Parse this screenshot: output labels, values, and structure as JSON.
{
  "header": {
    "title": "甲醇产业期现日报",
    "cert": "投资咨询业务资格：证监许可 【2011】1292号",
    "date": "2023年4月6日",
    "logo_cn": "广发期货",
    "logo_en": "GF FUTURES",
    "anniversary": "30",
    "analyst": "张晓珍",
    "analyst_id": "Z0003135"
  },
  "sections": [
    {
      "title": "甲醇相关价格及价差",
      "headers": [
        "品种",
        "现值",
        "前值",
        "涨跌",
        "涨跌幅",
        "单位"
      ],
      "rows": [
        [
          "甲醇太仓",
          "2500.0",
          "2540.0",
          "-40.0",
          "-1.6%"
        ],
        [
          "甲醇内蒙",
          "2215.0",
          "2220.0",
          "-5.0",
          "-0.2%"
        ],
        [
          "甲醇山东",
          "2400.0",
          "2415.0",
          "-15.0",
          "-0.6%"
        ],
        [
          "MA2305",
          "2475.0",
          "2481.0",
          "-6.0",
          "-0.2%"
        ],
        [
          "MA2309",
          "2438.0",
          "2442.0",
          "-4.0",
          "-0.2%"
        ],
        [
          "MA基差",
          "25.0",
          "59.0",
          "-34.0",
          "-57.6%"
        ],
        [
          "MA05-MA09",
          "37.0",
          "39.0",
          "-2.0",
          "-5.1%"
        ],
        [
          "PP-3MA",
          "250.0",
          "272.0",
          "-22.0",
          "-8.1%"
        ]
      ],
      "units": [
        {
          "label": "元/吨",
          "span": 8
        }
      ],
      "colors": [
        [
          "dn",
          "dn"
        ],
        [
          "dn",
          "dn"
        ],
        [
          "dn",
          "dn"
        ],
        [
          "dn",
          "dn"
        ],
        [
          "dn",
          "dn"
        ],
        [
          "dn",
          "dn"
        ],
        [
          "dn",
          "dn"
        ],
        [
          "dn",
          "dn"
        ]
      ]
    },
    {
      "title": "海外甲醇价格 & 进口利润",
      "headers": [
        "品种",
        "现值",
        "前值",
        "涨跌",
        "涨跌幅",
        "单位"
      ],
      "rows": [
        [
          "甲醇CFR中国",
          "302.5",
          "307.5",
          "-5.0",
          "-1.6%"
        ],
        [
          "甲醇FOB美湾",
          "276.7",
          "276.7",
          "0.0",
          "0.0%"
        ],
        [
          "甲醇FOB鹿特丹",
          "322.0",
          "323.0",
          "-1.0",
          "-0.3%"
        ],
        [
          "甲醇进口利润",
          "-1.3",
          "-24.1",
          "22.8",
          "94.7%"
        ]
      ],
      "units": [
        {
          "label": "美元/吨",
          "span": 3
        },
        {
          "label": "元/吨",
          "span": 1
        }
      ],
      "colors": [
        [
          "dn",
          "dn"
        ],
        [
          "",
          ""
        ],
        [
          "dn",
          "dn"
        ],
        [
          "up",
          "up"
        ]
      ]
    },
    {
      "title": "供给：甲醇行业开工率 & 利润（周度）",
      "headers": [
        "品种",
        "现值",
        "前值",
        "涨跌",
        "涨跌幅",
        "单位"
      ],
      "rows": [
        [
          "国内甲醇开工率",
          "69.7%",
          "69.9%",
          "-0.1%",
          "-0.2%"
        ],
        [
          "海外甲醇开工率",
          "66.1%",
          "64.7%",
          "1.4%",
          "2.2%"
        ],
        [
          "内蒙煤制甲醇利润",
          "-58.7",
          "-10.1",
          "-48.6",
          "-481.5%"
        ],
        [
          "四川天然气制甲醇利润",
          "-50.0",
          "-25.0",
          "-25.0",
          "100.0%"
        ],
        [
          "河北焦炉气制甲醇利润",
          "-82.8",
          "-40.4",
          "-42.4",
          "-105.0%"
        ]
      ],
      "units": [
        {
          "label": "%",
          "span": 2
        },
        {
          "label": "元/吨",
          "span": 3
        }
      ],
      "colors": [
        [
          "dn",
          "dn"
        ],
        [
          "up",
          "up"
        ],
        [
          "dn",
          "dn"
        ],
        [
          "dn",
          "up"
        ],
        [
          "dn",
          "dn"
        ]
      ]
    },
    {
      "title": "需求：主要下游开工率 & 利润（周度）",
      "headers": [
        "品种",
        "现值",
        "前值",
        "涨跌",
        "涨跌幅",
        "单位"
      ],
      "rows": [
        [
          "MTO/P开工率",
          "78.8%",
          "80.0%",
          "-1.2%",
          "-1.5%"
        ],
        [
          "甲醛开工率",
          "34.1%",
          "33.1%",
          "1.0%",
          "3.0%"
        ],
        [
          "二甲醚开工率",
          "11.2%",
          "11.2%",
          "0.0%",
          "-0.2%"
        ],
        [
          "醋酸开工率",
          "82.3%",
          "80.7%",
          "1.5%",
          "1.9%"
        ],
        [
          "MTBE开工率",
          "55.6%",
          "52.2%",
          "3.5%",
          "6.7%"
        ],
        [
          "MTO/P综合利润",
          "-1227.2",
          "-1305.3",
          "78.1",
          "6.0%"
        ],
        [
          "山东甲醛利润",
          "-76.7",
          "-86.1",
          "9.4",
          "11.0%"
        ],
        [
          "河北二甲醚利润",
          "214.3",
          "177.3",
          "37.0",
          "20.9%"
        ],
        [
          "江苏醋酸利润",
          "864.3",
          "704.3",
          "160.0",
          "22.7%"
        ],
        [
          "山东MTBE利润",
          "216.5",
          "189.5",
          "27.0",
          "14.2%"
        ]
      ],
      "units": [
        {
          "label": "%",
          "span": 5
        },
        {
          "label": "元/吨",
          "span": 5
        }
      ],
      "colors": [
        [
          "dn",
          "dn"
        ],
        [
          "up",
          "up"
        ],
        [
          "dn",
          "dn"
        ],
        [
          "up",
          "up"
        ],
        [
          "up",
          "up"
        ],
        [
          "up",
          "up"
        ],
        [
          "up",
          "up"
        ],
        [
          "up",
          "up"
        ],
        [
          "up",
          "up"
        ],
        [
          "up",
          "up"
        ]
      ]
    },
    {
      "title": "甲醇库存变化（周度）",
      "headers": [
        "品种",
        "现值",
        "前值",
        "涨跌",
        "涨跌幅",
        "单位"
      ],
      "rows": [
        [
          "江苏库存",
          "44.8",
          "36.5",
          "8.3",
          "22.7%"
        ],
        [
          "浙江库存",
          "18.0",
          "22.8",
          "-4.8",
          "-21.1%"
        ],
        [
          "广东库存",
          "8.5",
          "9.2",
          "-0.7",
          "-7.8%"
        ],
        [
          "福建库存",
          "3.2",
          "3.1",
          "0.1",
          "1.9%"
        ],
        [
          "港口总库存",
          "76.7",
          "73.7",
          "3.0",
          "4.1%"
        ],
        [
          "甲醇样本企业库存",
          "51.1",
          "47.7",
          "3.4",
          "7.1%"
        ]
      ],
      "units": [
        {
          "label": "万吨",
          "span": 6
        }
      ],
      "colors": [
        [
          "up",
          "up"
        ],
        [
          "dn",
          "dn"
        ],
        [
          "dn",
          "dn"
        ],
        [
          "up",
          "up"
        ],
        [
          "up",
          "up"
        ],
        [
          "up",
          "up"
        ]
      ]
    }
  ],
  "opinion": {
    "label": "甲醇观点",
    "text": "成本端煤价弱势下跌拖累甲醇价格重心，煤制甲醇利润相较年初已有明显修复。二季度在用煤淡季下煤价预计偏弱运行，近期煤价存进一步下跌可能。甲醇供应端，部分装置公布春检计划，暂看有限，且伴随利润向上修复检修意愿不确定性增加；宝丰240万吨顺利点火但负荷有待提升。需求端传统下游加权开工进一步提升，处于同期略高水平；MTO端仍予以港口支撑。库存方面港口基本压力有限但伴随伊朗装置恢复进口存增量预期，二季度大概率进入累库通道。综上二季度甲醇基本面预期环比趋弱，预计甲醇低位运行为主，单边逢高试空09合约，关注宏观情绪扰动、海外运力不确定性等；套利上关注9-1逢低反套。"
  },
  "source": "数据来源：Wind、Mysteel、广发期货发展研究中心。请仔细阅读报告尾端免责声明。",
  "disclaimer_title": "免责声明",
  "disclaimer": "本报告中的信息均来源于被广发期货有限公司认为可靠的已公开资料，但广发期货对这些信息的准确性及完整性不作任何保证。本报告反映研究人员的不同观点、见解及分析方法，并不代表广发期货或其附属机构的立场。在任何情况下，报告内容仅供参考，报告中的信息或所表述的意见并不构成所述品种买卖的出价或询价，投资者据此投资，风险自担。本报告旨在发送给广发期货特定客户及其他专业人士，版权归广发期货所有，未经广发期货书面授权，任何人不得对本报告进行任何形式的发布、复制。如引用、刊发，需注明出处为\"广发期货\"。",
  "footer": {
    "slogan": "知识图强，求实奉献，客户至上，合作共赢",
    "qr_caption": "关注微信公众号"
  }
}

————————

What is asked:
Provide the number of lines in the entries that include "span", and no other text.

Written answer:
8